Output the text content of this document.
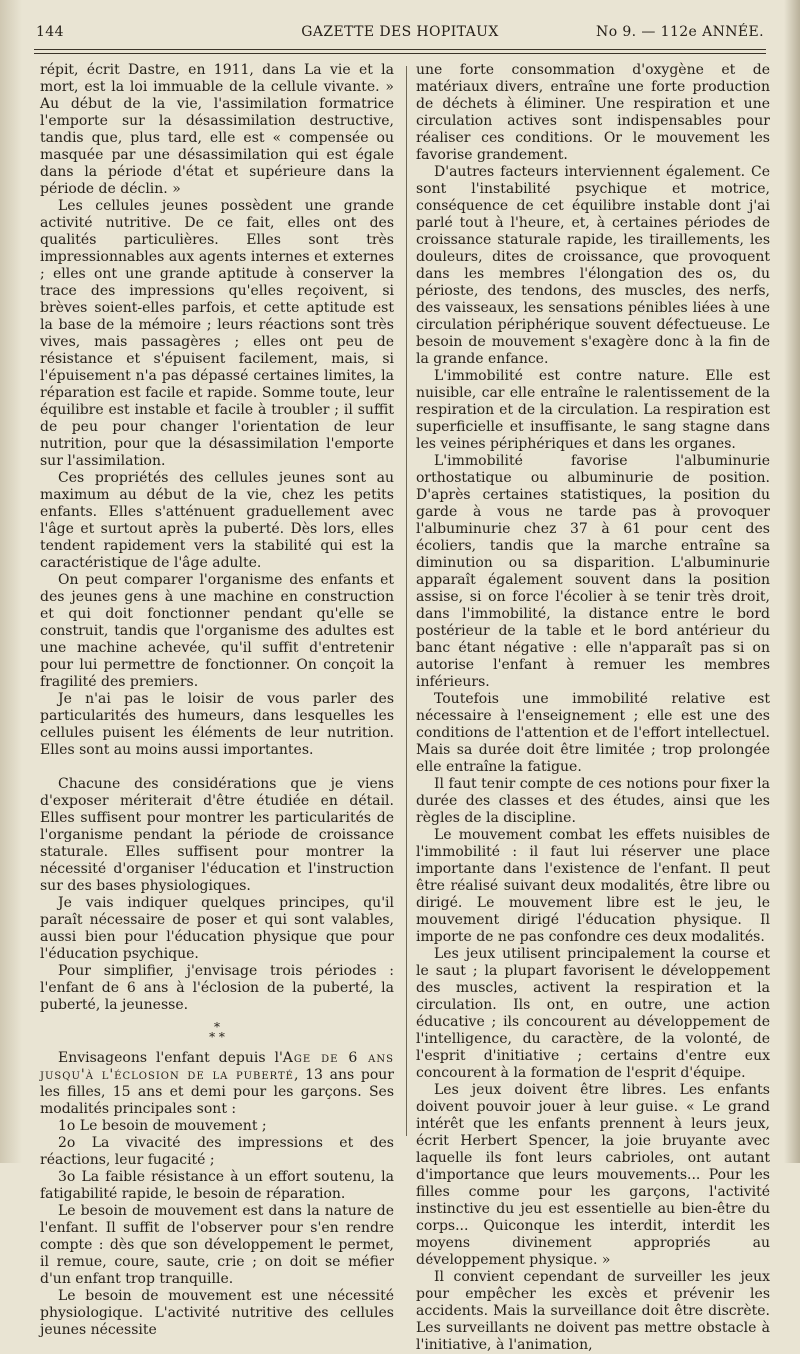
144	GAZETTE DES HOPITAUX	No 9. — 112e ANNÉE.

répit, écrit Dastre, en 1911, dans La vie et la mort, est la loi immuable de la cellule vivante. » Au début de la vie, l'assimilation formatrice l'emporte sur la désassimilation destructive, tandis que, plus tard, elle est « compensée ou masquée par une désassimilation qui est égale dans la période d'état et supérieure dans la période de déclin. »

Les cellules jeunes possèdent une grande activité nutritive. De ce fait, elles ont des qualités particulières. Elles sont très impressionnables aux agents internes et externes ; elles ont une grande aptitude à conserver la trace des impressions qu'elles reçoivent, si brèves soient-elles parfois, et cette aptitude est la base de la mémoire ; leurs réactions sont très vives, mais passagères ; elles ont peu de résistance et s'épuisent facilement, mais, si l'épuisement n'a pas dépassé certaines limites, la réparation est facile et rapide. Somme toute, leur équilibre est instable et facile à troubler ; il suffit de peu pour changer l'orientation de leur nutrition, pour que la désassimilation l'emporte sur l'assimilation.

Ces propriétés des cellules jeunes sont au maximum au début de la vie, chez les petits enfants. Elles s'atténuent graduellement avec l'âge et surtout après la puberté. Dès lors, elles tendent rapidement vers la stabilité qui est la caractéristique de l'âge adulte.

On peut comparer l'organisme des enfants et des jeunes gens à une machine en construction et qui doit fonctionner pendant qu'elle se construit, tandis que l'organisme des adultes est une machine achevée, qu'il suffit d'entretenir pour lui permettre de fonctionner. On conçoit la fragilité des premiers.

Je n'ai pas le loisir de vous parler des particularités des humeurs, dans lesquelles les cellules puisent les éléments de leur nutrition. Elles sont au moins aussi importantes.

Chacune des considérations que je viens d'exposer mériterait d'être étudiée en détail. Elles suffisent pour montrer les particularités de l'organisme pendant la période de croissance staturale. Elles suffisent pour montrer la nécessité d'organiser l'éducation et l'instruction sur des bases physiologiques.

Je vais indiquer quelques principes, qu'il paraît nécessaire de poser et qui sont valables, aussi bien pour l'éducation physique que pour l'éducation psychique.

Pour simplifier, j'envisage trois périodes : l'enfant de 6 ans à l'éclosion de la puberté, la puberté, la jeunesse.

*
* *

Envisageons l'enfant depuis l'Age de 6 ans jusqu'à l'éclosion de la puberté, 13 ans pour les filles, 15 ans et demi pour les garçons. Ses modalités principales sont :

1o Le besoin de mouvement ;

2o La vivacité des impressions et des réactions, leur fugacité ;

3o La faible résistance à un effort soutenu, la fatigabilité rapide, le besoin de réparation.

Le besoin de mouvement est dans la nature de l'enfant. Il suffit de l'observer pour s'en rendre compte : dès que son développement le permet, il remue, coure, saute, crie ; on doit se méfier d'un enfant trop tranquille.

Le besoin de mouvement est une nécessité physiologique. L'activité nutritive des cellules jeunes nécessite

une forte consommation d'oxygène et de matériaux divers, entraîne une forte production de déchets à éliminer. Une respiration et une circulation actives sont indispensables pour réaliser ces conditions. Or le mouvement les favorise grandement.

D'autres facteurs interviennent également. Ce sont l'instabilité psychique et motrice, conséquence de cet équilibre instable dont j'ai parlé tout à l'heure, et, à certaines périodes de croissance staturale rapide, les tiraillements, les douleurs, dites de croissance, que provoquent dans les membres l'élongation des os, du périoste, des tendons, des muscles, des nerfs, des vaisseaux, les sensations pénibles liées à une circulation périphérique souvent défectueuse. Le besoin de mouvement s'exagère donc à la fin de la grande enfance.

L'immobilité est contre nature. Elle est nuisible, car elle entraîne le ralentissement de la respiration et de la circulation. La respiration est superficielle et insuffisante, le sang stagne dans les veines périphériques et dans les organes.

L'immobilité favorise l'albuminurie orthostatique ou albuminurie de position. D'après certaines statistiques, la position du garde à vous ne tarde pas à provoquer l'albuminurie chez 37 à 61 pour cent des écoliers, tandis que la marche entraîne sa diminution ou sa disparition. L'albuminurie apparaît également souvent dans la position assise, si on force l'écolier à se tenir très droit, dans l'immobilité, la distance entre le bord postérieur de la table et le bord antérieur du banc étant négative : elle n'apparaît pas si on autorise l'enfant à remuer les membres inférieurs.

Toutefois une immobilité relative est nécessaire à l'enseignement ; elle est une des conditions de l'attention et de l'effort intellectuel. Mais sa durée doit être limitée ; trop prolongée elle entraîne la fatigue.

Il faut tenir compte de ces notions pour fixer la durée des classes et des études, ainsi que les règles de la discipline.

Le mouvement combat les effets nuisibles de l'immobilité : il faut lui réserver une place importante dans l'existence de l'enfant. Il peut être réalisé suivant deux modalités, être libre ou dirigé. Le mouvement libre est le jeu, le mouvement dirigé l'éducation physique. Il importe de ne pas confondre ces deux modalités.

Les jeux utilisent principalement la course et le saut ; la plupart favorisent le développement des muscles, activent la respiration et la circulation. Ils ont, en outre, une action éducative ; ils concourent au développement de l'intelligence, du caractère, de la volonté, de l'esprit d'initiative ; certains d'entre eux concourent à la formation de l'esprit d'équipe.

Les jeux doivent être libres. Les enfants doivent pouvoir jouer à leur guise. « Le grand intérêt que les enfants prennent à leurs jeux, écrit Herbert Spencer, la joie bruyante avec laquelle ils font leurs cabrioles, ont autant d'importance que leurs mouvements... Pour les filles comme pour les garçons, l'activité instinctive du jeu est essentielle au bien-être du corps... Quiconque les interdit, interdit les moyens divinement appropriés au développement physique. »

Il convient cependant de surveiller les jeux pour empêcher les excès et prévenir les accidents. Mais la surveillance doit être discrète. Les surveillants ne doivent pas mettre obstacle à l'initiative, à l'animation,
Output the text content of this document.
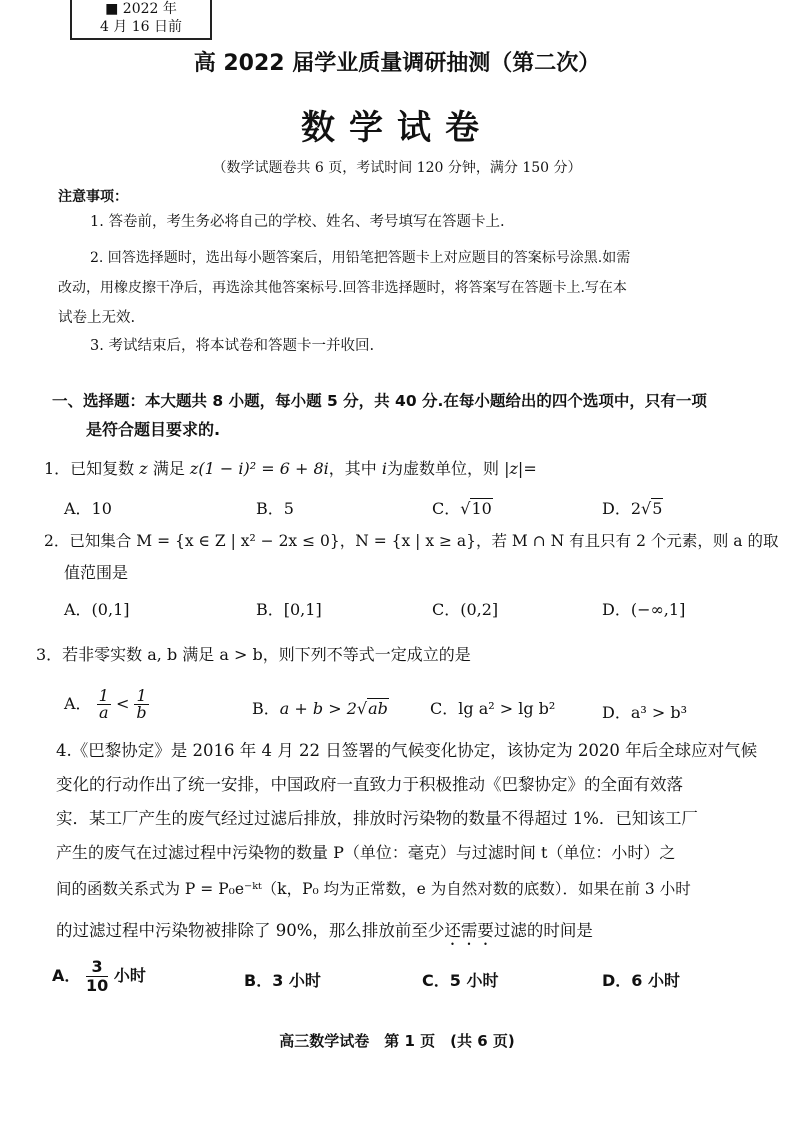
■ 2022 年
4 月 16 日前
高 2022 届学业质量调研抽测（第二次）
数学试卷
（数学试题卷共 6 页，考试时间 120 分钟，满分 150 分）
注意事项：
1. 答卷前，考生务必将自己的学校、姓名、考号填写在答题卡上.
2. 回答选择题时，选出每小题答案后，用铅笔把答题卡上对应题目的答案标号涂黑.如需
改动，用橡皮擦干净后，再选涂其他答案标号.回答非选择题时，将答案写在答题卡上.写在本
试卷上无效.
3. 考试结束后，将本试卷和答题卡一并收回.
一、选择题：本大题共 8 小题，每小题 5 分，共 40 分.在每小题给出的四个选项中，只有一项
是符合题目要求的.
1．已知复数 z 满足 z(1 − i)² = 6 + 8i，其中 i为虚数单位，则 |z|=
A．10	B．5	C．√10	D．2√5
2．已知集合 M = {x ∈ Z | x² − 2x ≤ 0}，N = {x | x ≥ a}，若 M ∩ N 有且只有 2 个元素，则 a 的取
值范围是
A．(0,1]	B．[0,1]	C．(0,2]	D．(−∞,1]
3．若非零实数 a, b 满足 a > b，则下列不等式一定成立的是
A． $\frac{1}{a} < \frac{1}{b}$	B．a + b > 2√ab	C．lg a² > lg b²	D．a³ > b³
4.《巴黎协定》是 2016 年 4 月 22 日签署的气候变化协定，该协定为 2020 年后全球应对气候
变化的行动作出了统一安排，中国政府一直致力于积极推动《巴黎协定》的全面有效落
实．某工厂产生的废气经过过滤后排放，排放时污染物的数量不得超过 1%．已知该工厂
产生的废气在过滤过程中污染物的数量 P（单位：毫克）与过滤时间 t（单位：小时）之
间的函数关系式为 P = P₀e⁻ᵏᵗ（k，P₀ 均为正常数，e 为自然对数的底数）．如果在前 3 小时
的过滤过程中污染物被排除了 90%，那么排放前至少还需要过滤的时间是
A． $\frac{3}{10}$ 小时	B．3 小时	C．5 小时	D．6 小时
高三数学试卷　第 1 页　(共 6 页)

__Exercise goal__
Reproduce every line from the entries that holds the word "filles".

__Complete answer__
Envisageons l'enfant depuis l'Age de 6 ans jusqu'à l'éclosion de la puberté, 13 ans pour les filles, 15 ans et demi pour les garçons. Ses modalités principales sont :
Les jeux doivent être libres. Les enfants doivent pouvoir jouer à leur guise. « Le grand intérêt que les enfants prennent à leurs jeux, écrit Herbert Spencer, la joie bruyante avec laquelle ils font leurs cabrioles, ont autant d'importance que leurs mouvements... Pour les filles comme pour les garçons, l'activité instinctive du jeu est essentielle au bien-être du corps... Quiconque les interdit, interdit les moyens divinement appropriés au développement physique. »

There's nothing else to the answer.